>> BEGIN

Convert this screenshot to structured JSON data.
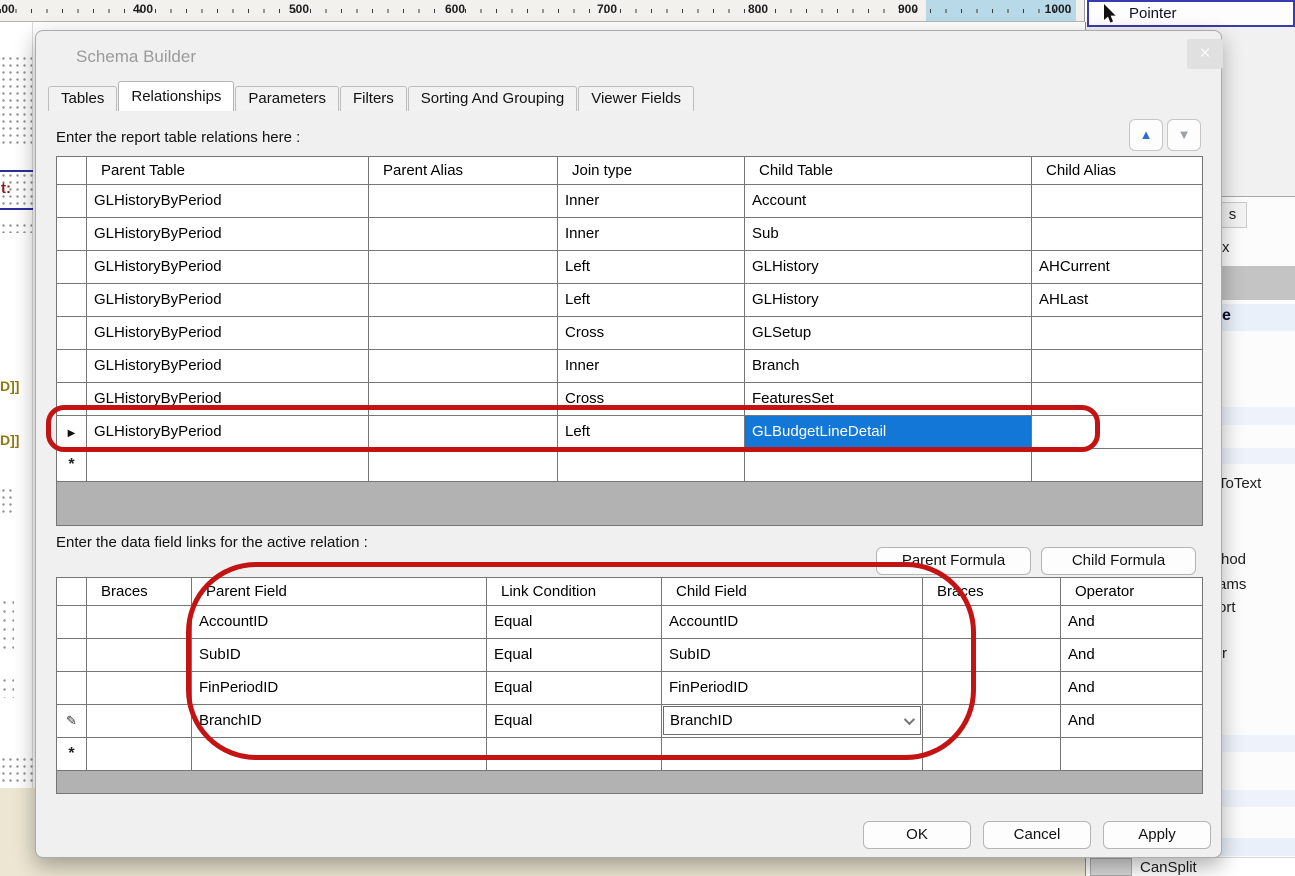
{
  "ruler": {
    "labels": [
      "00",
      "400",
      "500",
      "600",
      "700",
      "800",
      "900",
      "1000"
    ]
  },
  "toolbox": {
    "pointer_label": "Pointer"
  },
  "icons": {
    "close": "×",
    "up_arrow": "▲",
    "down_arrow": "▼",
    "active_row_marker": "▶",
    "new_row_marker": "*",
    "edit_row_marker": "✎"
  },
  "dialog": {
    "title": "Schema Builder",
    "tabs": [
      "Tables",
      "Relationships",
      "Parameters",
      "Filters",
      "Sorting And Grouping",
      "Viewer Fields"
    ],
    "relations": {
      "label": "Enter the report table relations here :",
      "columns": [
        "Parent Table",
        "Parent Alias",
        "Join type",
        "Child Table",
        "Child Alias"
      ],
      "rows": [
        {
          "parent_table": "GLHistoryByPeriod",
          "parent_alias": "",
          "join_type": "Inner",
          "child_table": "Account",
          "child_alias": ""
        },
        {
          "parent_table": "GLHistoryByPeriod",
          "parent_alias": "",
          "join_type": "Inner",
          "child_table": "Sub",
          "child_alias": ""
        },
        {
          "parent_table": "GLHistoryByPeriod",
          "parent_alias": "",
          "join_type": "Left",
          "child_table": "GLHistory",
          "child_alias": "AHCurrent"
        },
        {
          "parent_table": "GLHistoryByPeriod",
          "parent_alias": "",
          "join_type": "Left",
          "child_table": "GLHistory",
          "child_alias": "AHLast"
        },
        {
          "parent_table": "GLHistoryByPeriod",
          "parent_alias": "",
          "join_type": "Cross",
          "child_table": "GLSetup",
          "child_alias": ""
        },
        {
          "parent_table": "GLHistoryByPeriod",
          "parent_alias": "",
          "join_type": "Inner",
          "child_table": "Branch",
          "child_alias": ""
        },
        {
          "parent_table": "GLHistoryByPeriod",
          "parent_alias": "",
          "join_type": "Cross",
          "child_table": "FeaturesSet",
          "child_alias": ""
        },
        {
          "parent_table": "GLHistoryByPeriod",
          "parent_alias": "",
          "join_type": "Left",
          "child_table": "GLBudgetLineDetail",
          "child_alias": ""
        }
      ]
    },
    "links": {
      "label": "Enter the data field links for the active relation :",
      "parent_formula_button": "Parent Formula",
      "child_formula_button": "Child Formula",
      "columns": [
        "Braces",
        "Parent Field",
        "Link Condition",
        "Child Field",
        "Braces",
        "Operator"
      ],
      "rows": [
        {
          "braces": "",
          "parent_field": "AccountID",
          "link_condition": "Equal",
          "child_field": "AccountID",
          "braces2": "",
          "operator": "And"
        },
        {
          "braces": "",
          "parent_field": "SubID",
          "link_condition": "Equal",
          "child_field": "SubID",
          "braces2": "",
          "operator": "And"
        },
        {
          "braces": "",
          "parent_field": "FinPeriodID",
          "link_condition": "Equal",
          "child_field": "FinPeriodID",
          "braces2": "",
          "operator": "And"
        },
        {
          "braces": "",
          "parent_field": "BranchID",
          "link_condition": "Equal",
          "child_field": "BranchID",
          "braces2": "",
          "operator": "And"
        }
      ]
    },
    "footer": {
      "ok": "OK",
      "cancel": "Cancel",
      "apply": "Apply"
    }
  },
  "background": {
    "left_band_text": "t:",
    "left_fragments": [
      "D]]",
      "D]]"
    ],
    "right_tab_text": "s",
    "right_fragments": [
      "x",
      "e",
      "ToText",
      "hod",
      "ams",
      "ort",
      "r"
    ],
    "bottom_right_property": "CanSplit"
  },
  "colors": {
    "selection_blue": "#1277d6",
    "annotation_red": "#c31313",
    "ruler_highlight": "#b8d9e8"
  }
}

>> END

**SET PROBLEM**
Every entry must be reproduced exactly, with the images left out.

**EXERCISE RESPONSE**
Convert this screenshot to structured JSON data.
{
  "ruler": {
    "labels": [
      "00",
      "400",
      "500",
      "600",
      "700",
      "800",
      "900",
      "1000"
    ]
  },
  "toolbox": {
    "pointer_label": "Pointer"
  },
  "icons": {
    "close": "×",
    "up_arrow": "▲",
    "down_arrow": "▼",
    "active_row_marker": "▶",
    "new_row_marker": "*",
    "edit_row_marker": "✎"
  },
  "dialog": {
    "title": "Schema Builder",
    "tabs": [
      "Tables",
      "Relationships",
      "Parameters",
      "Filters",
      "Sorting And Grouping",
      "Viewer Fields"
    ],
    "relations": {
      "label": "Enter the report table relations here :",
      "columns": [
        "Parent Table",
        "Parent Alias",
        "Join type",
        "Child Table",
        "Child Alias"
      ],
      "rows": [
        {
          "parent_table": "GLHistoryByPeriod",
          "parent_alias": "",
          "join_type": "Inner",
          "child_table": "Account",
          "child_alias": ""
        },
        {
          "parent_table": "GLHistoryByPeriod",
          "parent_alias": "",
          "join_type": "Inner",
          "child_table": "Sub",
          "child_alias": ""
        },
        {
          "parent_table": "GLHistoryByPeriod",
          "parent_alias": "",
          "join_type": "Left",
          "child_table": "GLHistory",
          "child_alias": "AHCurrent"
        },
        {
          "parent_table": "GLHistoryByPeriod",
          "parent_alias": "",
          "join_type": "Left",
          "child_table": "GLHistory",
          "child_alias": "AHLast"
        },
        {
          "parent_table": "GLHistoryByPeriod",
          "parent_alias": "",
          "join_type": "Cross",
          "child_table": "GLSetup",
          "child_alias": ""
        },
        {
          "parent_table": "GLHistoryByPeriod",
          "parent_alias": "",
          "join_type": "Inner",
          "child_table": "Branch",
          "child_alias": ""
        },
        {
          "parent_table": "GLHistoryByPeriod",
          "parent_alias": "",
          "join_type": "Cross",
          "child_table": "FeaturesSet",
          "child_alias": ""
        },
        {
          "parent_table": "GLHistoryByPeriod",
          "parent_alias": "",
          "join_type": "Left",
          "child_table": "GLBudgetLineDetail",
          "child_alias": ""
        }
      ]
    },
    "links": {
      "label": "Enter the data field links for the active relation :",
      "parent_formula_button": "Parent Formula",
      "child_formula_button": "Child Formula",
      "columns": [
        "Braces",
        "Parent Field",
        "Link Condition",
        "Child Field",
        "Braces",
        "Operator"
      ],
      "rows": [
        {
          "braces": "",
          "parent_field": "AccountID",
          "link_condition": "Equal",
          "child_field": "AccountID",
          "braces2": "",
          "operator": "And"
        },
        {
          "braces": "",
          "parent_field": "SubID",
          "link_condition": "Equal",
          "child_field": "SubID",
          "braces2": "",
          "operator": "And"
        },
        {
          "braces": "",
          "parent_field": "FinPeriodID",
          "link_condition": "Equal",
          "child_field": "FinPeriodID",
          "braces2": "",
          "operator": "And"
        },
        {
          "braces": "",
          "parent_field": "BranchID",
          "link_condition": "Equal",
          "child_field": "BranchID",
          "braces2": "",
          "operator": "And"
        }
      ]
    },
    "footer": {
      "ok": "OK",
      "cancel": "Cancel",
      "apply": "Apply"
    }
  },
  "background": {
    "left_band_text": "t:",
    "left_fragments": [
      "D]]",
      "D]]"
    ],
    "right_tab_text": "s",
    "right_fragments": [
      "x",
      "e",
      "ToText",
      "hod",
      "ams",
      "ort",
      "r"
    ],
    "bottom_right_property": "CanSplit"
  },
  "colors": {
    "selection_blue": "#1277d6",
    "annotation_red": "#c31313",
    "ruler_highlight": "#b8d9e8"
  }
}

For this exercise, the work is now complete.